_RAW RECORDS_

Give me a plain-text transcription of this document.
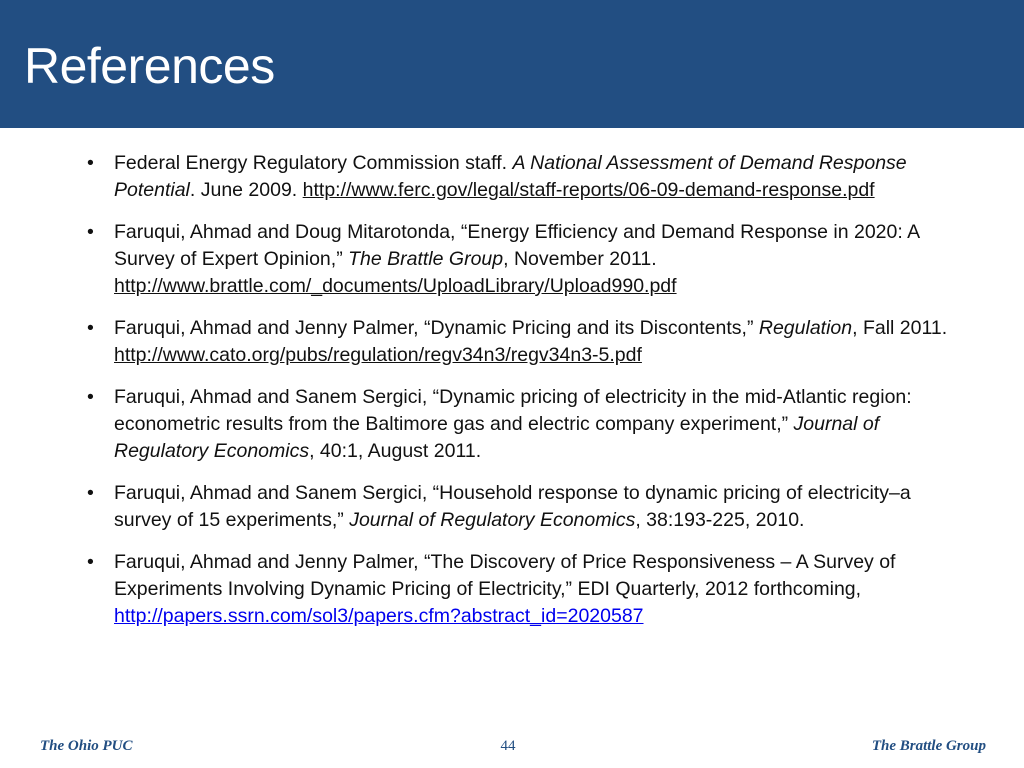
References
•	Federal Energy Regulatory Commission staff. A National Assessment of Demand Response Potential. June 2009. http://www.ferc.gov/legal/staff-reports/06-09-demand-response.pdf
•	Faruqui, Ahmad and Doug Mitarotonda, “Energy Efficiency and Demand Response in 2020: A Survey of Expert Opinion,” The Brattle Group, November 2011. http://www.brattle.com/_documents/UploadLibrary/Upload990.pdf
•	Faruqui, Ahmad and Jenny Palmer, “Dynamic Pricing and its Discontents,” Regulation, Fall 2011. http://www.cato.org/pubs/regulation/regv34n3/regv34n3-5.pdf
•	Faruqui, Ahmad and Sanem Sergici, “Dynamic pricing of electricity in the mid-Atlantic region: econometric results from the Baltimore gas and electric company experiment,” Journal of Regulatory Economics, 40:1, August 2011.
•	Faruqui, Ahmad and Sanem Sergici, “Household response to dynamic pricing of electricity–a survey of 15 experiments,” Journal of Regulatory Economics, 38:193-225, 2010.
•	Faruqui, Ahmad and Jenny Palmer, “The Discovery of Price Responsiveness – A Survey of Experiments Involving Dynamic Pricing of Electricity,” EDI Quarterly, 2012 forthcoming, http://papers.ssrn.com/sol3/papers.cfm?abstract_id=2020587
The Ohio PUC	44	The Brattle Group
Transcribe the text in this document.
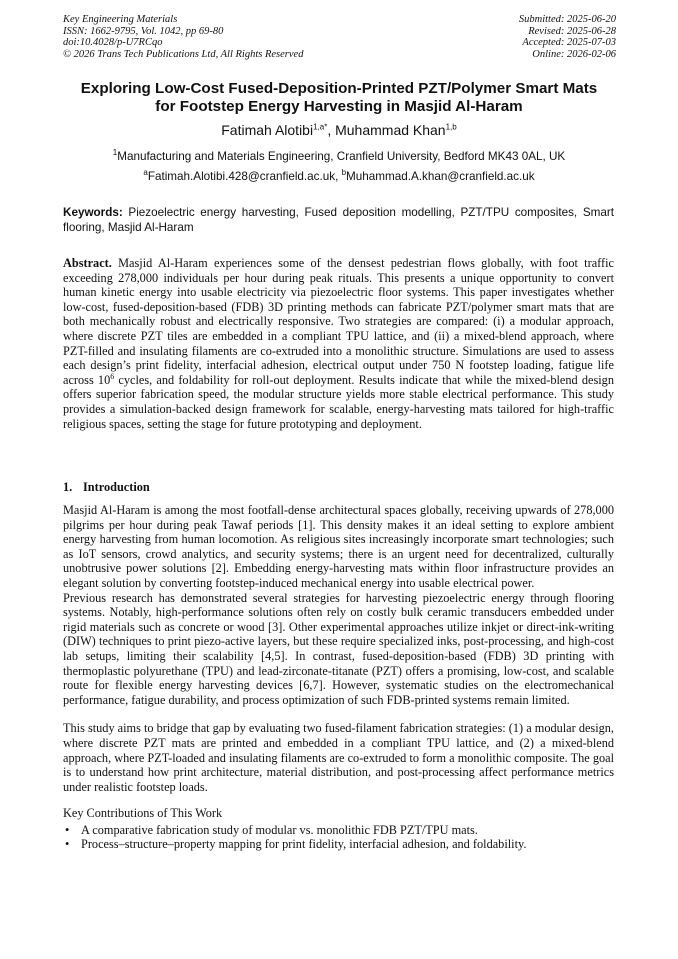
Key Engineering Materials
ISSN: 1662-9795, Vol. 1042, pp 69-80
doi:10.4028/p-U7RCqo
© 2026 Trans Tech Publications Ltd, All Rights Reserved
Submitted: 2025-06-20
Revised: 2025-06-28
Accepted: 2025-07-03
Online: 2026-02-06
Exploring Low-Cost Fused-Deposition-Printed PZT/Polymer Smart Mats
for Footstep Energy Harvesting in Masjid Al-Haram
Fatimah Alotibi$^{1,a*}$, Muhammad Khan$^{1,b}$
$^1$Manufacturing and Materials Engineering, Cranfield University, Bedford MK43 0AL, UK
$^a$Fatimah.Alotibi.428@cranfield.ac.uk, $^b$Muhammad.A.khan@cranfield.ac.uk
Keywords: Piezoelectric energy harvesting, Fused deposition modelling, PZT/TPU composites, Smart flooring, Masjid Al-Haram
Abstract. Masjid Al-Haram experiences some of the densest pedestrian flows globally, with foot traffic exceeding 278,000 individuals per hour during peak rituals. This presents a unique opportunity to convert human kinetic energy into usable electricity via piezoelectric floor systems. This paper investigates whether low-cost, fused-deposition-based (FDB) 3D printing methods can fabricate PZT/polymer smart mats that are both mechanically robust and electrically responsive. Two strategies are compared: (i) a modular approach, where discrete PZT tiles are embedded in a compliant TPU lattice, and (ii) a mixed-blend approach, where PZT-filled and insulating filaments are co-extruded into a monolithic structure. Simulations are used to assess each design’s print fidelity, interfacial adhesion, electrical output under 750 N footstep loading, fatigue life across $10^6$ cycles, and foldability for roll-out deployment. Results indicate that while the mixed-blend design offers superior fabrication speed, the modular structure yields more stable electrical performance. This study provides a simulation-backed design framework for scalable, energy-harvesting mats tailored for high-traffic religious spaces, setting the stage for future prototyping and deployment.
1. Introduction

Masjid Al-Haram is among the most footfall-dense architectural spaces globally, receiving upwards of 278,000 pilgrims per hour during peak Tawaf periods [1]. This density makes it an ideal setting to explore ambient energy harvesting from human locomotion. As religious sites increasingly incorporate smart technologies; such as IoT sensors, crowd analytics, and security systems; there is an urgent need for decentralized, culturally unobtrusive power solutions [2]. Embedding energy-harvesting mats within floor infrastructure provides an elegant solution by converting footstep-induced mechanical energy into usable electrical power.

Previous research has demonstrated several strategies for harvesting piezoelectric energy through flooring systems. Notably, high-performance solutions often rely on costly bulk ceramic transducers embedded under rigid materials such as concrete or wood [3]. Other experimental approaches utilize inkjet or direct-ink-writing (DIW) techniques to print piezo-active layers, but these require specialized inks, post-processing, and high-cost lab setups, limiting their scalability [4,5]. In contrast, fused-deposition-based (FDB) 3D printing with thermoplastic polyurethane (TPU) and lead-zirconate-titanate (PZT) offers a promising, low-cost, and scalable route for flexible energy harvesting devices [6,7]. However, systematic studies on the electromechanical performance, fatigue durability, and process optimization of such FDB-printed systems remain limited.

This study aims to bridge that gap by evaluating two fused-filament fabrication strategies: (1) a modular design, where discrete PZT mats are printed and embedded in a compliant TPU lattice, and (2) a mixed-blend approach, where PZT-loaded and insulating filaments are co-extruded to form a monolithic composite. The goal is to understand how print architecture, material distribution, and post-processing affect performance metrics under realistic footstep loads.

Key Contributions of This Work
• A comparative fabrication study of modular vs. monolithic FDB PZT/TPU mats.
• Process–structure–property mapping for print fidelity, interfacial adhesion, and foldability.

_SET PROBLEM_
Set down all the entries exactly as they appear, but skip any pictures.

_CORRECT ANSWER_
Give me a plain-text transcription of this document.
References
•	Federal Energy Regulatory Commission staff. A National Assessment of Demand Response Potential. June 2009. http://www.ferc.gov/legal/staff-reports/06-09-demand-response.pdf
•	Faruqui, Ahmad and Doug Mitarotonda, “Energy Efficiency and Demand Response in 2020: A Survey of Expert Opinion,” The Brattle Group, November 2011. http://www.brattle.com/_documents/UploadLibrary/Upload990.pdf
•	Faruqui, Ahmad and Jenny Palmer, “Dynamic Pricing and its Discontents,” Regulation, Fall 2011. http://www.cato.org/pubs/regulation/regv34n3/regv34n3-5.pdf
•	Faruqui, Ahmad and Sanem Sergici, “Dynamic pricing of electricity in the mid-Atlantic region: econometric results from the Baltimore gas and electric company experiment,” Journal of Regulatory Economics, 40:1, August 2011.
•	Faruqui, Ahmad and Sanem Sergici, “Household response to dynamic pricing of electricity–a survey of 15 experiments,” Journal of Regulatory Economics, 38:193-225, 2010.
•	Faruqui, Ahmad and Jenny Palmer, “The Discovery of Price Responsiveness – A Survey of Experiments Involving Dynamic Pricing of Electricity,” EDI Quarterly, 2012 forthcoming, http://papers.ssrn.com/sol3/papers.cfm?abstract_id=2020587
The Ohio PUC	44	The Brattle Group
Transcribe the text in this document.
Key Engineering Materials
ISSN: 1662-9795, Vol. 1042, pp 69-80
doi:10.4028/p-U7RCqo
© 2026 Trans Tech Publications Ltd, All Rights Reserved
Submitted: 2025-06-20
Revised: 2025-06-28
Accepted: 2025-07-03
Online: 2026-02-06
Exploring Low-Cost Fused-Deposition-Printed PZT/Polymer Smart Mats
for Footstep Energy Harvesting in Masjid Al-Haram
Fatimah Alotibi$^{1,a*}$, Muhammad Khan$^{1,b}$
$^1$Manufacturing and Materials Engineering, Cranfield University, Bedford MK43 0AL, UK
$^a$Fatimah.Alotibi.428@cranfield.ac.uk, $^b$Muhammad.A.khan@cranfield.ac.uk
Keywords: Piezoelectric energy harvesting, Fused deposition modelling, PZT/TPU composites, Smart flooring, Masjid Al-Haram
Abstract. Masjid Al-Haram experiences some of the densest pedestrian flows globally, with foot traffic exceeding 278,000 individuals per hour during peak rituals. This presents a unique opportunity to convert human kinetic energy into usable electricity via piezoelectric floor systems. This paper investigates whether low-cost, fused-deposition-based (FDB) 3D printing methods can fabricate PZT/polymer smart mats that are both mechanically robust and electrically responsive. Two strategies are compared: (i) a modular approach, where discrete PZT tiles are embedded in a compliant TPU lattice, and (ii) a mixed-blend approach, where PZT-filled and insulating filaments are co-extruded into a monolithic structure. Simulations are used to assess each design’s print fidelity, interfacial adhesion, electrical output under 750 N footstep loading, fatigue life across $10^6$ cycles, and foldability for roll-out deployment. Results indicate that while the mixed-blend design offers superior fabrication speed, the modular structure yields more stable electrical performance. This study provides a simulation-backed design framework for scalable, energy-harvesting mats tailored for high-traffic religious spaces, setting the stage for future prototyping and deployment.
1. Introduction

Masjid Al-Haram is among the most footfall-dense architectural spaces globally, receiving upwards of 278,000 pilgrims per hour during peak Tawaf periods [1]. This density makes it an ideal setting to explore ambient energy harvesting from human locomotion. As religious sites increasingly incorporate smart technologies; such as IoT sensors, crowd analytics, and security systems; there is an urgent need for decentralized, culturally unobtrusive power solutions [2]. Embedding energy-harvesting mats within floor infrastructure provides an elegant solution by converting footstep-induced mechanical energy into usable electrical power.

Previous research has demonstrated several strategies for harvesting piezoelectric energy through flooring systems. Notably, high-performance solutions often rely on costly bulk ceramic transducers embedded under rigid materials such as concrete or wood [3]. Other experimental approaches utilize inkjet or direct-ink-writing (DIW) techniques to print piezo-active layers, but these require specialized inks, post-processing, and high-cost lab setups, limiting their scalability [4,5]. In contrast, fused-deposition-based (FDB) 3D printing with thermoplastic polyurethane (TPU) and lead-zirconate-titanate (PZT) offers a promising, low-cost, and scalable route for flexible energy harvesting devices [6,7]. However, systematic studies on the electromechanical performance, fatigue durability, and process optimization of such FDB-printed systems remain limited.

This study aims to bridge that gap by evaluating two fused-filament fabrication strategies: (1) a modular design, where discrete PZT mats are printed and embedded in a compliant TPU lattice, and (2) a mixed-blend approach, where PZT-loaded and insulating filaments are co-extruded to form a monolithic composite. The goal is to understand how print architecture, material distribution, and post-processing affect performance metrics under realistic footstep loads.

Key Contributions of This Work
• A comparative fabrication study of modular vs. monolithic FDB PZT/TPU mats.
• Process–structure–property mapping for print fidelity, interfacial adhesion, and foldability.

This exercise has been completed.